**Document**
________________________
Dossier : IMM‑11723‑12

Référence : 2013 CF 1124

[TRADUCTION FRANÇAISE CERTIFIÉE, NON RÉVISÉE]

Ottawa (Ontario), le 6 novembre 2013

En présence de monsieur le juge Annis

 

ENTRE :

FANY MARIA FLORES ESPINOZA

ILICH ROBERTO RAMIREZ PAVON

ILICH ADRIAN RAMIREZ FLORES

EYLEEN GISSELLE RAMIREZ FLORES

 

demandeurs

et

LE MINISTRE DE LA CITOYENNETÉ ET DE L’IMMIGRATION

 

défendeur

 

MOTIFS DU JUGEMENT ET JUGEMENT

Introduction

[1]               La présente demande de contrôle judiciaire, présentée conformément au paragraphe 72(1) de la Loi sur l’immigration et la protection des réfugiés, L.C. 2001, ch. 27 [LIPR], vise la décision portant que les demandeurs n’ont pas la qualité de réfugiés au sens de la Convention ni celle de personnes à protéger.

 

[2]               Pour les motifs qui suivent, la demande est rejetée.

 

Les faits

[3]               M. Ramirez Pavon, son épouse et leurs deux enfants sont des citoyens du Honduras. Ils sont arrivés au Canada le 18 mai 2011 et ont immédiatement présenté une demande d’asile.
________________________
**Données fournies**
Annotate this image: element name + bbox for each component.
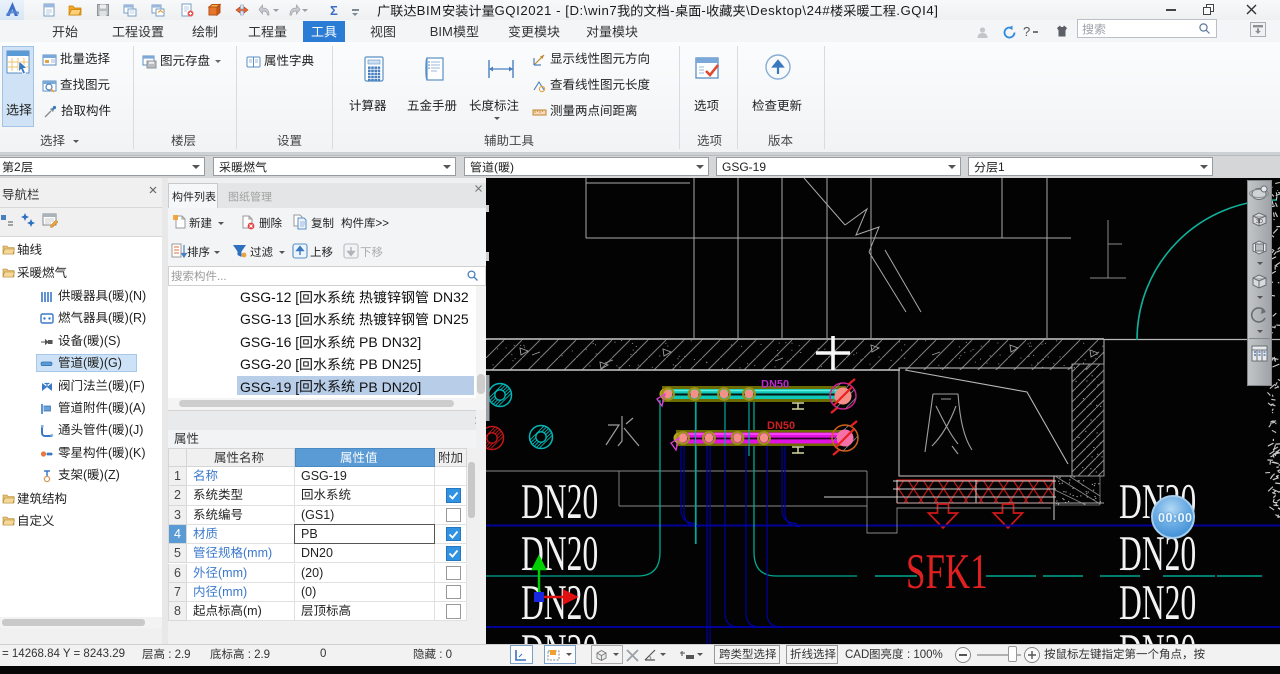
svg-text:3D: 3D [1256,219,1263,225]
svg-text:DN50: DN50 [761,379,789,391]
svg-text:DN50: DN50 [767,420,795,432]
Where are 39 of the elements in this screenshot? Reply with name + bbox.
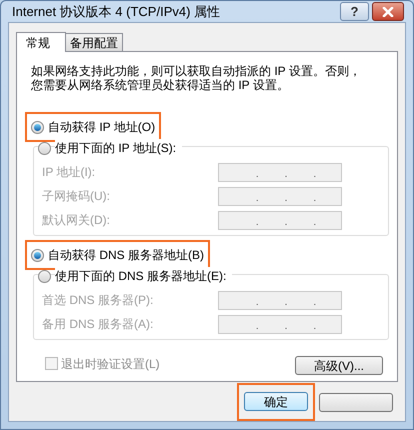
- field-label: 备用 DNS 服务器(A):: [42, 316, 154, 333]
- separator-dot: .: [313, 298, 316, 308]
- field-label: 首选 DNS 服务器(P):: [42, 292, 154, 309]
- separator-dot: .: [256, 194, 259, 204]
- tab[interactable]: 备用配置: [66, 33, 123, 51]
- separator-dot: .: [284, 170, 288, 180]
- separator-dot: .: [313, 322, 316, 332]
- ok-button[interactable]: 确定: [244, 392, 308, 411]
- description-text: 如果网络支持此功能，则可以获取自动指派的 IP 设置。否则，您需要从网络系统管理员处获得适当的 IP 设置。: [31, 64, 361, 92]
- separator-dot: .: [256, 218, 259, 228]
- radio-button[interactable]: [38, 270, 51, 282]
- radio-label: 使用下面的 DNS 服务器地址(E):: [55, 267, 232, 285]
- separator-dot: .: [313, 218, 316, 228]
- radio-label: 使用下面的 IP 地址(S):: [55, 139, 182, 157]
- close-button[interactable]: [372, 2, 404, 21]
- field-label: 子网掩码(U):: [42, 188, 111, 205]
- separator-dot: .: [256, 298, 259, 308]
- separator-dot: .: [284, 298, 288, 308]
- separator-dot: .: [256, 322, 259, 332]
- radio-button[interactable]: [31, 120, 44, 134]
- separator-dot: .: [313, 194, 316, 204]
- field-label: 默认网关(D):: [42, 212, 111, 229]
- separator-dot: .: [284, 194, 288, 204]
- radio-label: 自动获得 DNS 服务器地址(B): [48, 247, 204, 264]
- advanced-button[interactable]: 高级(V)...: [295, 356, 383, 375]
- radio-button[interactable]: [31, 248, 44, 262]
- separator-dot: .: [313, 170, 316, 180]
- tab[interactable]: 常规: [16, 32, 66, 52]
- separator-dot: .: [256, 170, 259, 180]
- separator-dot: .: [284, 322, 288, 332]
- separator-dot: .: [284, 218, 288, 228]
- help-button[interactable]: ?: [340, 2, 369, 21]
- field-label: IP 地址(I):: [42, 164, 96, 181]
- dialog-button[interactable]: [319, 392, 393, 412]
- checkbox-label: 退出时验证设置(L): [61, 356, 160, 372]
- window-title: Internet 协议版本 4 (TCP/IPv4) 属性: [12, 2, 222, 21]
- radio-label: 自动获得 IP 地址(O): [48, 119, 156, 136]
- radio-button[interactable]: [38, 142, 51, 154]
- close-icon: [382, 6, 394, 16]
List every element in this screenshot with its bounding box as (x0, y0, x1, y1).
________________________
**À faire**
1: Répondez à ces questions sur le jugement :
(a) À quelle date le jugement a-t-il été rendu à Ottawa ?
(b) Quelle issue le jugement annonce-t-il pour la demande de contrôle judiciaire ?
(c) À quelle date les demandeurs sont-ils arrivés au Canada ?
2: Reproduisez le passage du jugement qui va de « [1]               La présente » jusqu'à « une demande d’asile. » inclusivement.
Il n'est pas nécessaire de consulter les lignes pour ce travail.

**Réponses aux tâches**
1:
(a) Le 6 novembre 2013.
(b) La demande est rejetée.
(c) Le 18 mai 2011.

2:
[1]               La présente demande de contrôle judiciaire, présentée conformément au paragraphe 72(1) de la Loi sur l’immigration et la protection des réfugiés, L.C. 2001, ch. 27 [LIPR], vise la décision portant que les demandeurs n’ont pas la qualité de réfugiés au sens de la Convention ni celle de personnes à protéger.

 

[2]               Pour les motifs qui suivent, la demande est rejetée.

 

Les faits

[3]               M. Ramirez Pavon, son épouse et leurs deux enfants sont des citoyens du Honduras. Ils sont arrivés au Canada le 18 mai 2011 et ont immédiatement présenté une demande d’asile.